Start RECORDS FOR THIS TASK

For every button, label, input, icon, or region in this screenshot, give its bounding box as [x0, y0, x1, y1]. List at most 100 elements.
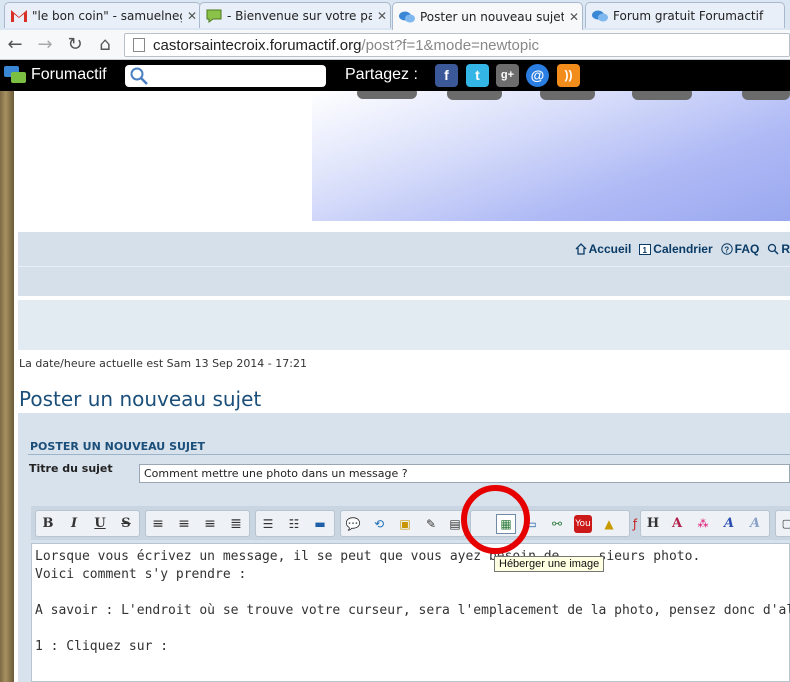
facebook-icon[interactable]: f — [435, 64, 458, 87]
link-icon[interactable]: ⚯ — [548, 515, 566, 533]
page-title: Poster un nouveau sujet — [19, 387, 262, 411]
editor-line: A savoir : L'endroit où se trouve votre … — [35, 603, 790, 618]
home-icon — [575, 243, 587, 255]
search-icon — [768, 243, 779, 255]
color-icon[interactable]: ⁂ — [694, 515, 712, 533]
toolbar-group-blocks: 💬 ⟲ ▣ ✎ ▤ — [340, 510, 465, 537]
forum-icon — [592, 10, 608, 21]
forumactif-logo-icon[interactable] — [4, 66, 26, 84]
forum-subpanel — [18, 300, 790, 350]
numbered-list-icon[interactable]: ☷ — [285, 515, 303, 533]
search-icon — [130, 67, 148, 85]
strikethrough-icon[interactable]: S — [117, 515, 135, 533]
align-justify-icon[interactable]: ≣ — [227, 515, 245, 533]
calendar-icon: 1 — [639, 244, 652, 255]
current-datetime: La date/heure actuelle est Sam 13 Sep 20… — [19, 357, 307, 370]
tab-title: Forum gratuit Forumactif — [613, 8, 764, 23]
tab-title: "le bon coin" - samuelneg — [32, 8, 182, 23]
help-icon: ? — [720, 243, 733, 255]
post-form: POSTER UN NOUVEAU SUJET Titre du sujet C… — [18, 413, 790, 682]
close-icon[interactable]: ✕ — [374, 9, 390, 23]
forumactif-search-input[interactable] — [125, 65, 326, 87]
horizontal-rule-icon[interactable]: ▬ — [311, 515, 329, 533]
divider — [28, 454, 790, 455]
spoiler-icon[interactable]: ▣ — [396, 515, 414, 533]
nav-link-label: Accueil — [588, 242, 632, 256]
reload-icon[interactable]: ↻ — [64, 34, 86, 56]
tab-gmail[interactable]: "le bon coin" - samuelneg ✕ — [4, 2, 201, 28]
forum-banner — [312, 91, 790, 221]
forward-icon[interactable]: → — [34, 34, 56, 56]
twitter-icon[interactable]: t — [466, 64, 489, 87]
font-size-icon[interactable]: A — [668, 515, 686, 533]
editor-line: Lorsque vous écrivez un message, il se p… — [35, 549, 701, 564]
url-host: castorsaintecroix.forumactif.org — [153, 36, 362, 54]
divider — [18, 266, 790, 267]
heading-icon[interactable]: H — [644, 515, 662, 533]
address-bar[interactable]: castorsaintecroix.forumactif.org/post?f=… — [124, 33, 790, 57]
google-plus-icon[interactable]: g+ — [496, 64, 519, 87]
browser-toolbar: ← → ↻ ⌂ castorsaintecroix.forumactif.org… — [0, 30, 790, 60]
url-path: /post?f=1&mode=newtopic — [361, 36, 540, 54]
nav-links: Accueil 1 Calendrier ? FAQ R — [575, 242, 790, 256]
bullet-list-icon[interactable]: ☰ — [259, 515, 277, 533]
forumactif-toolbar: Forumactif Partagez : f t g+ @ )) — [0, 60, 790, 91]
page-icon — [133, 38, 145, 52]
underline-icon[interactable]: U — [91, 515, 109, 533]
hide-icon[interactable]: ✎ — [422, 515, 440, 533]
toolbar-group-lists: ☰ ☷ ▬ — [255, 510, 335, 537]
editor-line: 1 : Cliquez sur : — [35, 639, 169, 654]
font-icon[interactable]: A — [720, 515, 738, 533]
nav-link-accueil[interactable]: Accueil — [575, 242, 632, 256]
home-icon[interactable]: ⌂ — [94, 34, 116, 56]
tab-title: Poster un nouveau sujet — [420, 9, 564, 24]
align-left-icon[interactable]: ≡ — [149, 515, 167, 533]
highlight-circle — [461, 485, 530, 554]
dailymotion-icon[interactable]: ▲ — [600, 515, 618, 533]
post-form-header: POSTER UN NOUVEAU SUJET — [30, 440, 206, 453]
tab-bienvenue[interactable]: - Bienvenue sur votre pann ✕ — [199, 2, 391, 28]
banner-letters — [357, 91, 790, 100]
align-center-icon[interactable]: ≡ — [175, 515, 193, 533]
page-content: Accueil 1 Calendrier ? FAQ R La date/heu… — [0, 91, 790, 682]
code-icon[interactable]: ⟲ — [370, 515, 388, 533]
toolbar-group-format: H A ⁂ A A — [640, 510, 770, 537]
editor-line: Voici comment s'y prendre : — [35, 567, 247, 582]
more-icon[interactable]: ▢ — [778, 515, 790, 533]
toolbar-group-more: ▢ — [775, 510, 790, 537]
share-label: Partagez : — [345, 66, 418, 83]
svg-text:1: 1 — [643, 246, 648, 255]
nav-link-calendrier[interactable]: 1 Calendrier — [639, 242, 713, 256]
italic-icon[interactable]: I — [65, 515, 83, 533]
back-icon[interactable]: ← — [4, 34, 26, 56]
close-icon[interactable]: ✕ — [566, 10, 582, 24]
close-icon[interactable]: ✕ — [184, 9, 200, 23]
bold-icon[interactable]: B — [39, 515, 57, 533]
message-textarea[interactable]: Lorsque vous écrivez un message, il se p… — [31, 543, 790, 682]
youtube-icon[interactable]: You — [574, 515, 592, 533]
forumactif-brand[interactable]: Forumactif — [31, 66, 107, 84]
nav-link-label: R — [781, 242, 790, 256]
toolbar-group-text-style: B I U S — [35, 510, 140, 537]
forum-nav-panel: Accueil 1 Calendrier ? FAQ R — [18, 232, 790, 296]
quote-icon[interactable]: 💬 — [344, 515, 362, 533]
nav-link-label: FAQ — [734, 242, 760, 256]
subject-input[interactable]: Comment mettre une photo dans un message… — [139, 464, 790, 483]
chat-bubble-icon — [206, 9, 222, 23]
tab-poster-nouveau-sujet[interactable]: Poster un nouveau sujet ✕ — [392, 2, 583, 30]
nav-link-label: Calendrier — [653, 242, 713, 256]
align-right-icon[interactable]: ≡ — [201, 515, 219, 533]
svg-text:?: ? — [724, 246, 729, 255]
toolbar-group-align: ≡ ≡ ≡ ≣ — [145, 510, 250, 537]
forum-icon — [399, 11, 415, 22]
rss-icon[interactable]: )) — [557, 64, 580, 87]
tab-title: - Bienvenue sur votre pann — [227, 8, 372, 23]
tab-forum-gratuit[interactable]: Forum gratuit Forumactif — [585, 2, 785, 28]
browser-tab-bar: "le bon coin" - samuelneg ✕ - Bienvenue … — [0, 0, 790, 30]
tooltip: Héberger une image — [494, 556, 605, 572]
email-icon[interactable]: @ — [526, 64, 549, 87]
nav-link-faq[interactable]: ? FAQ — [720, 242, 760, 256]
nav-link-recherche[interactable]: R — [767, 242, 790, 256]
clear-format-icon[interactable]: A — [746, 515, 764, 533]
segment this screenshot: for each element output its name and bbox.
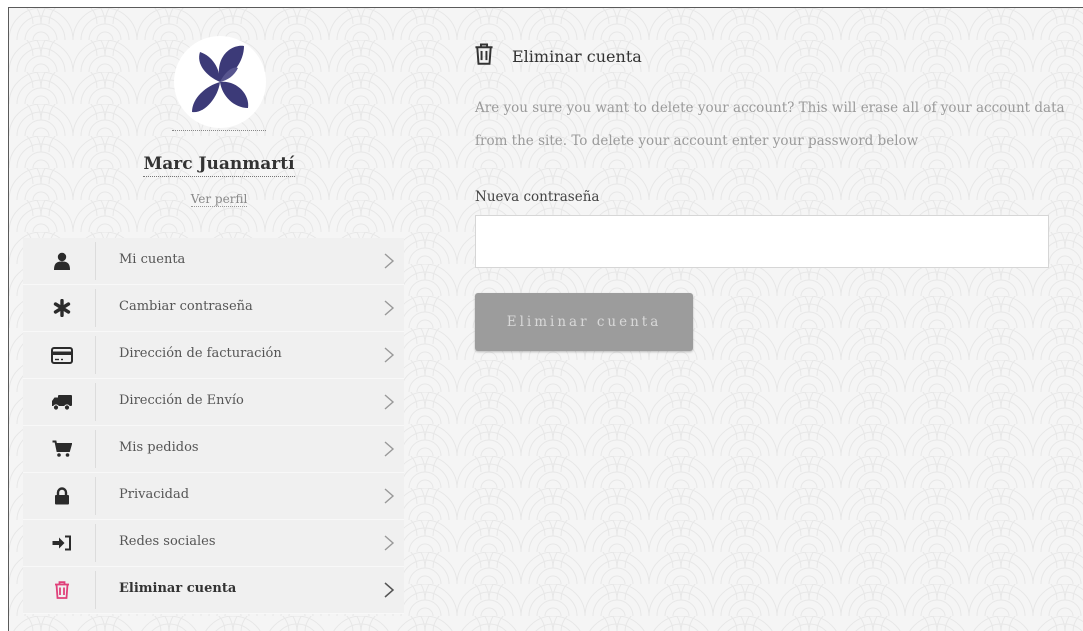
- cart-icon: [51, 439, 73, 459]
- menu-separator: [95, 242, 96, 280]
- delete-account-button[interactable]: Eliminar cuenta: [475, 293, 693, 351]
- menu-item-label: Redes sociales: [119, 534, 216, 549]
- user-name[interactable]: Marc Juanmartí: [109, 154, 329, 177]
- leaf-logo-icon: [192, 45, 249, 113]
- menu-item-label: Dirección de facturación: [119, 346, 282, 361]
- menu-item-shipping-address[interactable]: Dirección de Envío: [23, 379, 404, 426]
- chevron-right-icon: [384, 582, 395, 598]
- menu-item-label: Eliminar cuenta: [119, 581, 237, 596]
- menu-separator: [95, 336, 96, 374]
- menu-item-label: Privacidad: [119, 487, 190, 502]
- chevron-right-icon: [384, 253, 395, 269]
- menu-item-billing-address[interactable]: Dirección de facturación: [23, 332, 404, 379]
- avatar-divider: [172, 130, 266, 131]
- menu-item-my-orders[interactable]: Mis pedidos: [23, 426, 404, 473]
- menu-item-social-networks[interactable]: Redes sociales: [23, 520, 404, 567]
- menu-item-label: Dirección de Envío: [119, 393, 244, 408]
- menu-separator: [95, 571, 96, 609]
- menu-separator: [95, 430, 96, 468]
- view-profile-link[interactable]: Ver perfil: [109, 192, 329, 207]
- menu-separator: [95, 524, 96, 562]
- menu-item-delete-account[interactable]: Eliminar cuenta: [23, 567, 404, 614]
- menu-item-privacy[interactable]: Privacidad: [23, 473, 404, 520]
- chevron-right-icon: [384, 535, 395, 551]
- avatar[interactable]: [174, 36, 266, 128]
- chevron-right-icon: [384, 347, 395, 363]
- password-input[interactable]: [475, 215, 1049, 268]
- menu-item-my-account[interactable]: Mi cuenta: [23, 238, 404, 285]
- chevron-right-icon: [384, 394, 395, 410]
- menu-separator: [95, 289, 96, 327]
- trash-icon: [51, 580, 73, 600]
- chevron-right-icon: [384, 300, 395, 316]
- lock-icon: [51, 486, 73, 506]
- credit-card-icon: [51, 345, 73, 365]
- delete-warning-text: Are you sure you want to delete your acc…: [475, 100, 1065, 149]
- menu-item-label: Cambiar contraseña: [119, 299, 253, 314]
- sign-in-icon: [51, 533, 73, 553]
- account-menu: Mi cuenta Cambiar contraseña Dirección d…: [23, 238, 404, 614]
- menu-separator: [95, 477, 96, 515]
- user-icon: [51, 251, 73, 271]
- asterisk-icon: [51, 298, 73, 318]
- account-settings-page: Marc Juanmartí Ver perfil Mi cuenta Camb…: [8, 7, 1083, 631]
- trash-icon: [475, 43, 493, 65]
- chevron-right-icon: [384, 488, 395, 504]
- chevron-right-icon: [384, 441, 395, 457]
- menu-item-change-password[interactable]: Cambiar contraseña: [23, 285, 404, 332]
- page-title: Eliminar cuenta: [512, 47, 642, 66]
- menu-separator: [95, 383, 96, 421]
- menu-item-label: Mi cuenta: [119, 252, 186, 267]
- truck-icon: [51, 392, 73, 412]
- password-label: Nueva contraseña: [475, 189, 600, 205]
- menu-item-label: Mis pedidos: [119, 440, 199, 455]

End RECORDS FOR THIS TASK

__WHAT YOU NEED TO DO__: From the records above, copy out the lines starting at the one containing "- cart-icon: [51, 439, 73, 459]" and ending at the one containing "- menu-item-label: Eliminar", both included, reproducing each line exactly.

__RESULT OF THIS TASK__:
- cart-icon: [51, 439, 73, 459]
- menu-separator: [95, 242, 96, 280]
- delete-account-button[interactable]: Eliminar cuenta: [475, 293, 693, 351]
- menu-item-label: Redes sociales: [119, 534, 216, 549]
- user-name[interactable]: Marc Juanmartí: [109, 154, 329, 177]
- leaf-logo-icon: [192, 45, 249, 113]
- menu-item-label: Dirección de facturación: [119, 346, 282, 361]
- menu-item-shipping-address[interactable]: Dirección de Envío: [23, 379, 404, 426]
- chevron-right-icon: [384, 582, 395, 598]
- menu-item-label: Eliminar cuenta: [119, 581, 237, 596]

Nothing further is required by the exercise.